-------- Selected excerpt

EDIT: I guess I should clarify, my previous comment was talking about cdecl functions, i.e. the default calling convention in C.


That's a special case though and unrelated to (). Like it's also explicitly allowed to omit a return statement in main altogether, which implies a return 0.


That was added in C99; previously, "falling off" the end of main without a return statement resulted in an indeterminate termination status. Countless sloppily written C programs had garbage termination statuses because of this, making it impossible for higher level programs (e.g. scripts) to reliably test for successful execution.


Why not just use int main(void)?


I'm confused. main doesn't take void--it takes two arguments. The f() syntax means that the definition doesn't specify how many arguments the function will be called with, while f(void) means it takes no arguments.


As per the standard, main() can take no argument [ie, main(void)] or 2 arguments [main (int, char asterisk asterisk) or equivalent] or some implementation defined manner. See 5.1.2.2.1 in C2x working draft[0].

[0] http://www.open-std.org/jtc1/sc22/wg14/www/docs/n2346.pdf


Wow, it is painful to see that they still haven't accepted case ranges. They are supported by gcc, clang, and icc. Like so:

case 123 ... 456:

Switching on strings is another thing people have been wanting for half a century. It would seep up many programs, because most programmers don't bother to generate a perfect hash or a carefully-balanced tree of "if".


I would just be happy with a change that allowed me to not keep repeating the type identifier all the time. Something like:

  int foo(int x, y, z, float a, b, c) { ...
instead of

  int foo(int x, int y, int z, float a, float b, float c) { ...
Yes, you can pack things like that into a struct sometimes, but not always. From talking to folks who were on the ANSI committee at the time, there was some reason why the first example wouldn't work. Some parsing ambiguity, but I forget the details.

It's distressing to see new languages (like D) adopt this verbose style as if it were some well thought out idea. It wasn't, it was just a consequence of the new declaration style that the ANSI C committee adopted.


Can't you do that already with f(...)?


As other comments have noted:

varargs functions require at least one non-vararg parameter.

(As int_19h said:) On some architectures, vararg functions have their own distinct ABI, so (...) as a declaration is not compatible with any definition that doesn't also use (...).


Not in C! All variadic arguments functions must have at least one non-variadic variable.


Could introduce something new, foo(?) or such to make the intent clearer.


There's already the "..." token to signify a variadic function, which is effectively what "takes parameters that you can't list" means, although I believe it's currently defined only for at least one non-variadic argument.


Furthermore, on some architectures, vararg functions have their own distinct ABI, so (...) as a declaration is not compatible with any definition that doesn't also use (...).


The construct would be a pointless throwback to poorer type safety. Every C function call is statically typed and so is a function definition. The declaration of what is being called may tell you nothing about the argument list, but the call expression which uses that identifier will assume a static type for it, based on how it is called. The call will be compiled assuming it has a certain type, which may or may not match what is being called. There is no run time-check; if it's wrong, it's undefined behavior.

----------------
-------- Extracted information

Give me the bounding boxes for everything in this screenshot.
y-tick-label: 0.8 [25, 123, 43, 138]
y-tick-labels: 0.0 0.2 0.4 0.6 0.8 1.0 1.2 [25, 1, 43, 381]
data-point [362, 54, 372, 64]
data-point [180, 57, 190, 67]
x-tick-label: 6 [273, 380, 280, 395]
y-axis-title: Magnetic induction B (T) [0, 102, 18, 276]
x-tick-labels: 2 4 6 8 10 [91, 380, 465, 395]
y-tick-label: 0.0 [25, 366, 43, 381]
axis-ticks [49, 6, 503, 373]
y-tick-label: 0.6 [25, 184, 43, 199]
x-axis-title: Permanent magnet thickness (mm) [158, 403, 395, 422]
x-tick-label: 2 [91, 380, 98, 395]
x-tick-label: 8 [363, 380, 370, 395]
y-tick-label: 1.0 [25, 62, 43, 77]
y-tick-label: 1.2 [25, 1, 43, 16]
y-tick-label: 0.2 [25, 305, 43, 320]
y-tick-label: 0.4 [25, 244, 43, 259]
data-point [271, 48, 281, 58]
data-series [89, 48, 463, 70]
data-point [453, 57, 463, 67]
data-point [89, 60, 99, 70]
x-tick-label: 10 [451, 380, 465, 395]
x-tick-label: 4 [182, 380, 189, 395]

----------------

Work to complete:
1 > According to the thread on C function declarations, which compilers support case ranges?
2 > Reproduce every line of the records above without any changes.

Answers to the exercise:
1 > gcc, clang, and icc.

2 >
Give me the bounding boxes for everything in this screenshot.
y-tick-label: 0.8 [25, 123, 43, 138]
y-tick-labels: 0.0 0.2 0.4 0.6 0.8 1.0 1.2 [25, 1, 43, 381]
data-point [362, 54, 372, 64]
data-point [180, 57, 190, 67]
x-tick-label: 6 [273, 380, 280, 395]
y-axis-title: Magnetic induction B (T) [0, 102, 18, 276]
x-tick-labels: 2 4 6 8 10 [91, 380, 465, 395]
y-tick-label: 0.0 [25, 366, 43, 381]
axis-ticks [49, 6, 503, 373]
y-tick-label: 0.6 [25, 184, 43, 199]
x-axis-title: Permanent magnet thickness (mm) [158, 403, 395, 422]
x-tick-label: 2 [91, 380, 98, 395]
x-tick-label: 8 [363, 380, 370, 395]
y-tick-label: 1.0 [25, 62, 43, 77]
y-tick-label: 1.2 [25, 1, 43, 16]
y-tick-label: 0.2 [25, 305, 43, 320]
y-tick-label: 0.4 [25, 244, 43, 259]
data-point [271, 48, 281, 58]
data-series [89, 48, 463, 70]
data-point [453, 57, 463, 67]
data-point [89, 60, 99, 70]
x-tick-label: 10 [451, 380, 465, 395]
x-tick-label: 4 [182, 380, 189, 395]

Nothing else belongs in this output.